The entries that follow should be written out exactly.
start
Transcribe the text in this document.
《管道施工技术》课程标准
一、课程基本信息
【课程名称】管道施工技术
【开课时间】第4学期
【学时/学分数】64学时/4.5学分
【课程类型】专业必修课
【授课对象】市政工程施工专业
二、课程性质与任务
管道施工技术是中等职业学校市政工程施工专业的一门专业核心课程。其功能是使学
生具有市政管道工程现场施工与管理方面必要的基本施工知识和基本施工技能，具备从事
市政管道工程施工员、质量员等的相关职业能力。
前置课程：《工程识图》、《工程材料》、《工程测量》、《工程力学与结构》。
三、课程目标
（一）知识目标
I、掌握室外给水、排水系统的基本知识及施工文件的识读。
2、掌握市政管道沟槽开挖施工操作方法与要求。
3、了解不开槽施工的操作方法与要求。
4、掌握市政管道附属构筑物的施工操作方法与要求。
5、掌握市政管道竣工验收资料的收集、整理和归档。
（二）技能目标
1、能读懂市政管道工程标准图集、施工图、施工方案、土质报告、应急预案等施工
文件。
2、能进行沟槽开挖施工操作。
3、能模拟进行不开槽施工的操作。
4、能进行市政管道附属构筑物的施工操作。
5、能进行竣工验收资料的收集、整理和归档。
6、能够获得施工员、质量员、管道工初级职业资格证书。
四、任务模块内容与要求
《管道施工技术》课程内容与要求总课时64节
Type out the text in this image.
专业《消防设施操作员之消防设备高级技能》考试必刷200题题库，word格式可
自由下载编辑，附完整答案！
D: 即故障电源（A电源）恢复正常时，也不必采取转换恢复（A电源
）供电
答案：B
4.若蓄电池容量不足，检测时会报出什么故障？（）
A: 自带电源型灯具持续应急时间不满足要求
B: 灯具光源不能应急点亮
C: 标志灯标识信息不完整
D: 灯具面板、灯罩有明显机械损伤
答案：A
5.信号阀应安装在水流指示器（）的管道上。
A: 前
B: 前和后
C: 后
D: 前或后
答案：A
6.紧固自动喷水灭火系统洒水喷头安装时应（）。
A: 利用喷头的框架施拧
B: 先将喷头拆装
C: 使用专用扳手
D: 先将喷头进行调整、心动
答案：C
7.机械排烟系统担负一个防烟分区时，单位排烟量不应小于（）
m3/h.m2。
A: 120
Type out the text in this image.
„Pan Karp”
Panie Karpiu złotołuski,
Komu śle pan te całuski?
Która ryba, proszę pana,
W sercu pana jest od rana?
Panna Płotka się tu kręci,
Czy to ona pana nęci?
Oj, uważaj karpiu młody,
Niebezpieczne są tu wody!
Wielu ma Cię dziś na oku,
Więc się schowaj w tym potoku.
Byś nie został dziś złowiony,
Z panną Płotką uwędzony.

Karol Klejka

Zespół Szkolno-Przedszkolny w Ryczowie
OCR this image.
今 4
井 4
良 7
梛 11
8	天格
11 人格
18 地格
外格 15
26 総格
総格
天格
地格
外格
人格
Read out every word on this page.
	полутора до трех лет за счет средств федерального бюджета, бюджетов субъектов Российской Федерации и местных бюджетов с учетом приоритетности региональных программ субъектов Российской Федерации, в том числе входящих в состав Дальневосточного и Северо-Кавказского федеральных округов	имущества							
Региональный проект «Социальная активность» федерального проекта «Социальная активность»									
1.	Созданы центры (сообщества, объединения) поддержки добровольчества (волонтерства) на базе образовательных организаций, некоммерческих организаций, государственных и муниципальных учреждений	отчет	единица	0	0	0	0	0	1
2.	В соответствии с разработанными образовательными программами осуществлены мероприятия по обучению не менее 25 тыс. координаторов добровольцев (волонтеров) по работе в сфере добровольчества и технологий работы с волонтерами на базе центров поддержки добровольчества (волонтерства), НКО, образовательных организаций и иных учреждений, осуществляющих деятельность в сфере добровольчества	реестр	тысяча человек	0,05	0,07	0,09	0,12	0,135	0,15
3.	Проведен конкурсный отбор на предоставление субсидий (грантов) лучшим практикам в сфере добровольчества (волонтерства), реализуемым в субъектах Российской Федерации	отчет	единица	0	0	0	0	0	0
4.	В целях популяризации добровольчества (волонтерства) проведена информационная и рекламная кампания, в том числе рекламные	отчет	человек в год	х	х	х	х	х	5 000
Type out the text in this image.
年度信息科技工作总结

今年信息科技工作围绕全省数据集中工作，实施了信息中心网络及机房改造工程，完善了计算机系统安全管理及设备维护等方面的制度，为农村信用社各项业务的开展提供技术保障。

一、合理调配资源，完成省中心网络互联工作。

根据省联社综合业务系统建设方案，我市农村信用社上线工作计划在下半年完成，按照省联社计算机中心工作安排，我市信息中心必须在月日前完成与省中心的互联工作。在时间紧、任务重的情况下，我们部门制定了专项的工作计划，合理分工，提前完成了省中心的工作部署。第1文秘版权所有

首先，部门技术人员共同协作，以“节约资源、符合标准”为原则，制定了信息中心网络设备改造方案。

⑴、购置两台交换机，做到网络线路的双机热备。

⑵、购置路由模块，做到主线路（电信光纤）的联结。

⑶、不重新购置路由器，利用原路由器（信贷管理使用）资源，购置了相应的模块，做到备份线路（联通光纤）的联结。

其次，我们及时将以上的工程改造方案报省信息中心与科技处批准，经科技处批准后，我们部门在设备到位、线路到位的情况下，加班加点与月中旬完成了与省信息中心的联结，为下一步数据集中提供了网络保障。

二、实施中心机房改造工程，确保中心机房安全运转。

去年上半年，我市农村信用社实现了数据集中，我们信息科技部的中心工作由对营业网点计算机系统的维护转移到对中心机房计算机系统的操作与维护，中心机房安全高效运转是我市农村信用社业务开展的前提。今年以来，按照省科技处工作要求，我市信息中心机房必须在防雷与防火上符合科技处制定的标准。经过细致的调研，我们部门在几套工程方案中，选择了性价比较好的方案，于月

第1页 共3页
end
FINISHED TASK:
Transcribe the text in this document.
《管道施工技术》课程标准
一、课程基本信息
【课程名称】管道施工技术
【开课时间】第4学期
【学时/学分数】64学时/4.5学分
【课程类型】专业必修课
【授课对象】市政工程施工专业
二、课程性质与任务
管道施工技术是中等职业学校市政工程施工专业的一门专业核心课程。其功能是使学
生具有市政管道工程现场施工与管理方面必要的基本施工知识和基本施工技能，具备从事
市政管道工程施工员、质量员等的相关职业能力。
前置课程：《工程识图》、《工程材料》、《工程测量》、《工程力学与结构》。
三、课程目标
（一）知识目标
I、掌握室外给水、排水系统的基本知识及施工文件的识读。
2、掌握市政管道沟槽开挖施工操作方法与要求。
3、了解不开槽施工的操作方法与要求。
4、掌握市政管道附属构筑物的施工操作方法与要求。
5、掌握市政管道竣工验收资料的收集、整理和归档。
（二）技能目标
1、能读懂市政管道工程标准图集、施工图、施工方案、土质报告、应急预案等施工
文件。
2、能进行沟槽开挖施工操作。
3、能模拟进行不开槽施工的操作。
4、能进行市政管道附属构筑物的施工操作。
5、能进行竣工验收资料的收集、整理和归档。
6、能够获得施工员、质量员、管道工初级职业资格证书。
四、任务模块内容与要求
《管道施工技术》课程内容与要求总课时64节
Type out the text in this image.
专业《消防设施操作员之消防设备高级技能》考试必刷200题题库，word格式可
自由下载编辑，附完整答案！
D: 即故障电源（A电源）恢复正常时，也不必采取转换恢复（A电源
）供电
答案：B
4.若蓄电池容量不足，检测时会报出什么故障？（）
A: 自带电源型灯具持续应急时间不满足要求
B: 灯具光源不能应急点亮
C: 标志灯标识信息不完整
D: 灯具面板、灯罩有明显机械损伤
答案：A
5.信号阀应安装在水流指示器（）的管道上。
A: 前
B: 前和后
C: 后
D: 前或后
答案：A
6.紧固自动喷水灭火系统洒水喷头安装时应（）。
A: 利用喷头的框架施拧
B: 先将喷头拆装
C: 使用专用扳手
D: 先将喷头进行调整、心动
答案：C
7.机械排烟系统担负一个防烟分区时，单位排烟量不应小于（）
m3/h.m2。
A: 120
Type out the text in this image.
„Pan Karp”
Panie Karpiu złotołuski,
Komu śle pan te całuski?
Która ryba, proszę pana,
W sercu pana jest od rana?
Panna Płotka się tu kręci,
Czy to ona pana nęci?
Oj, uważaj karpiu młody,
Niebezpieczne są tu wody!
Wielu ma Cię dziś na oku,
Więc się schowaj w tym potoku.
Byś nie został dziś złowiony,
Z panną Płotką uwędzony.

Karol Klejka

Zespół Szkolno-Przedszkolny w Ryczowie
OCR this image.
今 4
井 4
良 7
梛 11
8	天格
11 人格
18 地格
外格 15
26 総格
総格
天格
地格
外格
人格
Read out every word on this page.
	полутора до трех лет за счет средств федерального бюджета, бюджетов субъектов Российской Федерации и местных бюджетов с учетом приоритетности региональных программ субъектов Российской Федерации, в том числе входящих в состав Дальневосточного и Северо-Кавказского федеральных округов	имущества							
Региональный проект «Социальная активность» федерального проекта «Социальная активность»									
1.	Созданы центры (сообщества, объединения) поддержки добровольчества (волонтерства) на базе образовательных организаций, некоммерческих организаций, государственных и муниципальных учреждений	отчет	единица	0	0	0	0	0	1
2.	В соответствии с разработанными образовательными программами осуществлены мероприятия по обучению не менее 25 тыс. координаторов добровольцев (волонтеров) по работе в сфере добровольчества и технологий работы с волонтерами на базе центров поддержки добровольчества (волонтерства), НКО, образовательных организаций и иных учреждений, осуществляющих деятельность в сфере добровольчества	реестр	тысяча человек	0,05	0,07	0,09	0,12	0,135	0,15
3.	Проведен конкурсный отбор на предоставление субсидий (грантов) лучшим практикам в сфере добровольчества (волонтерства), реализуемым в субъектах Российской Федерации	отчет	единица	0	0	0	0	0	0
4.	В целях популяризации добровольчества (волонтерства) проведена информационная и рекламная кампания, в том числе рекламные	отчет	человек в год	х	х	х	х	х	5 000
Type out the text in this image.
年度信息科技工作总结

今年信息科技工作围绕全省数据集中工作，实施了信息中心网络及机房改造工程，完善了计算机系统安全管理及设备维护等方面的制度，为农村信用社各项业务的开展提供技术保障。

一、合理调配资源，完成省中心网络互联工作。

根据省联社综合业务系统建设方案，我市农村信用社上线工作计划在下半年完成，按照省联社计算机中心工作安排，我市信息中心必须在月日前完成与省中心的互联工作。在时间紧、任务重的情况下，我们部门制定了专项的工作计划，合理分工，提前完成了省中心的工作部署。第1文秘版权所有

首先，部门技术人员共同协作，以“节约资源、符合标准”为原则，制定了信息中心网络设备改造方案。

⑴、购置两台交换机，做到网络线路的双机热备。

⑵、购置路由模块，做到主线路（电信光纤）的联结。

⑶、不重新购置路由器，利用原路由器（信贷管理使用）资源，购置了相应的模块，做到备份线路（联通光纤）的联结。

其次，我们及时将以上的工程改造方案报省信息中心与科技处批准，经科技处批准后，我们部门在设备到位、线路到位的情况下，加班加点与月中旬完成了与省信息中心的联结，为下一步数据集中提供了网络保障。

二、实施中心机房改造工程，确保中心机房安全运转。

去年上半年，我市农村信用社实现了数据集中，我们信息科技部的中心工作由对营业网点计算机系统的维护转移到对中心机房计算机系统的操作与维护，中心机房安全高效运转是我市农村信用社业务开展的前提。今年以来，按照省科技处工作要求，我市信息中心机房必须在防雷与防火上符合科技处制定的标准。经过细致的调研，我们部门在几套工程方案中，选择了性价比较好的方案，于月

第1页 共3页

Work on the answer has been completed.